** begin **

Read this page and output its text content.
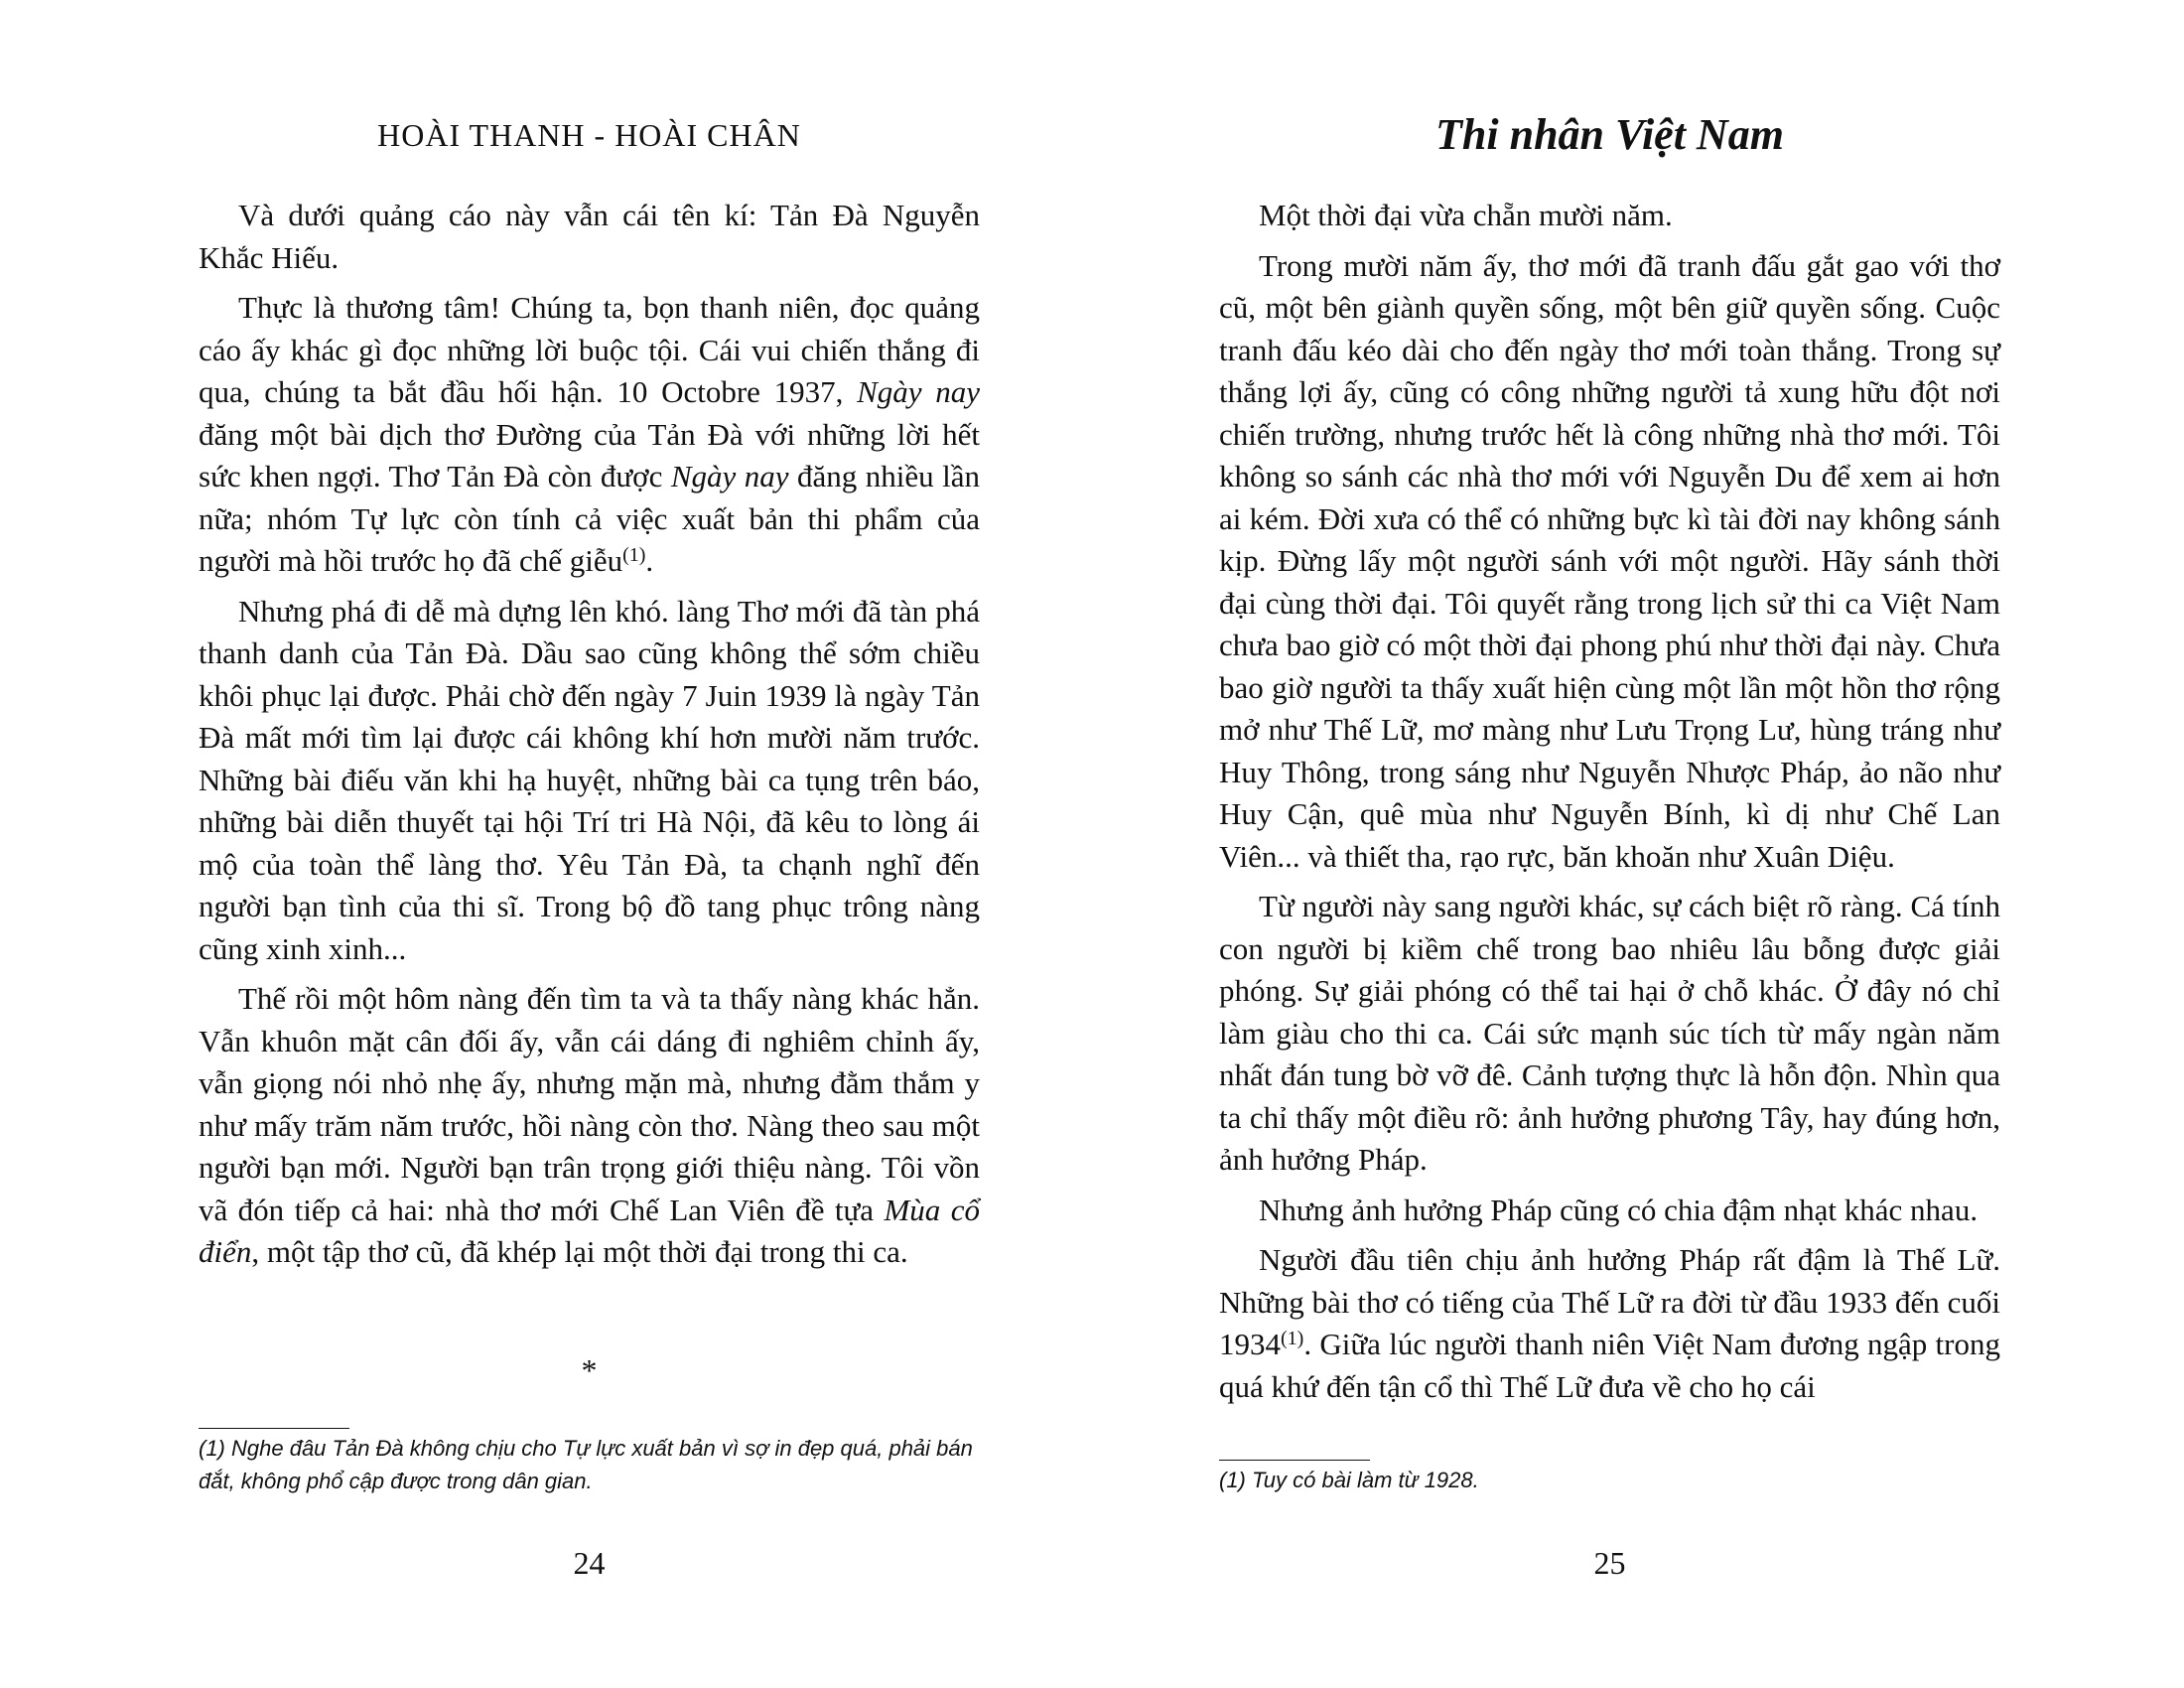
HOÀI THANH - HOÀI CHÂN

Và dưới quảng cáo này vẫn cái tên kí: Tản Đà Nguyễn Khắc Hiếu.

Thực là thương tâm! Chúng ta, bọn thanh niên, đọc quảng cáo ấy khác gì đọc những lời buộc tội. Cái vui chiến thắng đi qua, chúng ta bắt đầu hối hận. 10 Octobre 1937, Ngày nay đăng một bài dịch thơ Đường của Tản Đà với những lời hết sức khen ngợi. Thơ Tản Đà còn được Ngày nay đăng nhiều lần nữa; nhóm Tự lực còn tính cả việc xuất bản thi phẩm của người mà hồi trước họ đã chế giễu$^{(1)}$.

Nhưng phá đi dễ mà dựng lên khó. làng Thơ mới đã tàn phá thanh danh của Tản Đà. Dầu sao cũng không thể sớm chiều khôi phục lại được. Phải chờ đến ngày 7 Juin 1939 là ngày Tản Đà mất mới tìm lại được cái không khí hơn mười năm trước. Những bài điếu văn khi hạ huyệt, những bài ca tụng trên báo, những bài diễn thuyết tại hội Trí tri Hà Nội, đã kêu to lòng ái mộ của toàn thể làng thơ. Yêu Tản Đà, ta chạnh nghĩ đến người bạn tình của thi sĩ. Trong bộ đồ tang phục trông nàng cũng xinh xinh...

Thế rồi một hôm nàng đến tìm ta và ta thấy nàng khác hẳn. Vẫn khuôn mặt cân đối ấy, vẫn cái dáng đi nghiêm chỉnh ấy, vẫn giọng nói nhỏ nhẹ ấy, nhưng mặn mà, nhưng đằm thắm y như mấy trăm năm trước, hồi nàng còn thơ. Nàng theo sau một người bạn mới. Người bạn trân trọng giới thiệu nàng. Tôi vồn vã đón tiếp cả hai: nhà thơ mới Chế Lan Viên đề tựa Mùa cổ điển, một tập thơ cũ, đã khép lại một thời đại trong thi ca.

*

(1) Nghe đâu Tản Đà không chịu cho Tự lực xuất bản vì sợ in đẹp quá, phải bán đắt, không phổ cập được trong dân gian.

24
Thi nhân Việt Nam

Một thời đại vừa chẵn mười năm.

Trong mười năm ấy, thơ mới đã tranh đấu gắt gao với thơ cũ, một bên giành quyền sống, một bên giữ quyền sống. Cuộc tranh đấu kéo dài cho đến ngày thơ mới toàn thắng. Trong sự thắng lợi ấy, cũng có công những người tả xung hữu đột nơi chiến trường, nhưng trước hết là công những nhà thơ mới. Tôi không so sánh các nhà thơ mới với Nguyễn Du để xem ai hơn ai kém. Đời xưa có thể có những bực kì tài đời nay không sánh kịp. Đừng lấy một người sánh với một người. Hãy sánh thời đại cùng thời đại. Tôi quyết rằng trong lịch sử thi ca Việt Nam chưa bao giờ có một thời đại phong phú như thời đại này. Chưa bao giờ người ta thấy xuất hiện cùng một lần một hồn thơ rộng mở như Thế Lữ, mơ màng như Lưu Trọng Lư, hùng tráng như Huy Thông, trong sáng như Nguyễn Nhược Pháp, ảo não như Huy Cận, quê mùa như Nguyễn Bính, kì dị như Chế Lan Viên... và thiết tha, rạo rực, băn khoăn như Xuân Diệu.

Từ người này sang người khác, sự cách biệt rõ ràng. Cá tính con người bị kiềm chế trong bao nhiêu lâu bỗng được giải phóng. Sự giải phóng có thể tai hại ở chỗ khác. Ở đây nó chỉ làm giàu cho thi ca. Cái sức mạnh súc tích từ mấy ngàn năm nhất đán tung bờ vỡ đê. Cảnh tượng thực là hỗn độn. Nhìn qua ta chỉ thấy một điều rõ: ảnh hưởng phương Tây, hay đúng hơn, ảnh hưởng Pháp.

Nhưng ảnh hưởng Pháp cũng có chia đậm nhạt khác nhau.

Người đầu tiên chịu ảnh hưởng Pháp rất đậm là Thế Lữ. Những bài thơ có tiếng của Thế Lữ ra đời từ đầu 1933 đến cuối 1934$^{(1)}$. Giữa lúc người thanh niên Việt Nam đương ngập trong quá khứ đến tận cổ thì Thế Lữ đưa về cho họ cái

(1) Tuy có bài làm từ 1928.

25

** end **

Task details - Extract each line from the listing that holds the word "nàng".

Answer to this problem -
Nhưng phá đi dễ mà dựng lên khó. làng Thơ mới đã tàn phá thanh danh của Tản Đà. Dầu sao cũng không thể sớm chiều khôi phục lại được. Phải chờ đến ngày 7 Juin 1939 là ngày Tản Đà mất mới tìm lại được cái không khí hơn mười năm trước. Những bài điếu văn khi hạ huyệt, những bài ca tụng trên báo, những bài diễn thuyết tại hội Trí tri Hà Nội, đã kêu to lòng ái mộ của toàn thể làng thơ. Yêu Tản Đà, ta chạnh nghĩ đến người bạn tình của thi sĩ. Trong bộ đồ tang phục trông nàng cũng xinh xinh...
Thế rồi một hôm nàng đến tìm ta và ta thấy nàng khác hẳn. Vẫn khuôn mặt cân đối ấy, vẫn cái dáng đi nghiêm chỉnh ấy, vẫn giọng nói nhỏ nhẹ ấy, nhưng mặn mà, nhưng đằm thắm y như mấy trăm năm trước, hồi nàng còn thơ. Nàng theo sau một người bạn mới. Người bạn trân trọng giới thiệu nàng. Tôi vồn vã đón tiếp cả hai: nhà thơ mới Chế Lan Viên đề tựa Mùa cổ điển, một tập thơ cũ, đã khép lại một thời đại trong thi ca.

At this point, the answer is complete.